_Goal_:
Records follow. Select each line holding "cost".

_Supplied entries_:
** START **

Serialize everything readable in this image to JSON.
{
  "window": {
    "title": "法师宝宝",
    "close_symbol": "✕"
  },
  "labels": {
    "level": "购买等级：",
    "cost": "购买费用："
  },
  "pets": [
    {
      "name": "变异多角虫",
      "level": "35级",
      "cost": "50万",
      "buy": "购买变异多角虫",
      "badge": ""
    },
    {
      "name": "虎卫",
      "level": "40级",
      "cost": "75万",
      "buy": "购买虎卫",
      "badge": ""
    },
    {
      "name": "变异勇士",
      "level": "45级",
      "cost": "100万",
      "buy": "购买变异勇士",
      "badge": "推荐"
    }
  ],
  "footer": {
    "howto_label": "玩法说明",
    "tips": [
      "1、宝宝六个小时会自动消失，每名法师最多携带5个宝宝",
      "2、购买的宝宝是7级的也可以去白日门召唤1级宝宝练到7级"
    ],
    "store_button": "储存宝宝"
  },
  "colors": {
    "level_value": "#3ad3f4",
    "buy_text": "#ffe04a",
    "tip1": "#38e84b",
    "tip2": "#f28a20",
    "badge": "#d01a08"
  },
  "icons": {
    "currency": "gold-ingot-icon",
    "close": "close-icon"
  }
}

** END **

_Written response_:
    "cost": "购买费用："
      "cost": "50万",
      "cost": "75万",
      "cost": "100万",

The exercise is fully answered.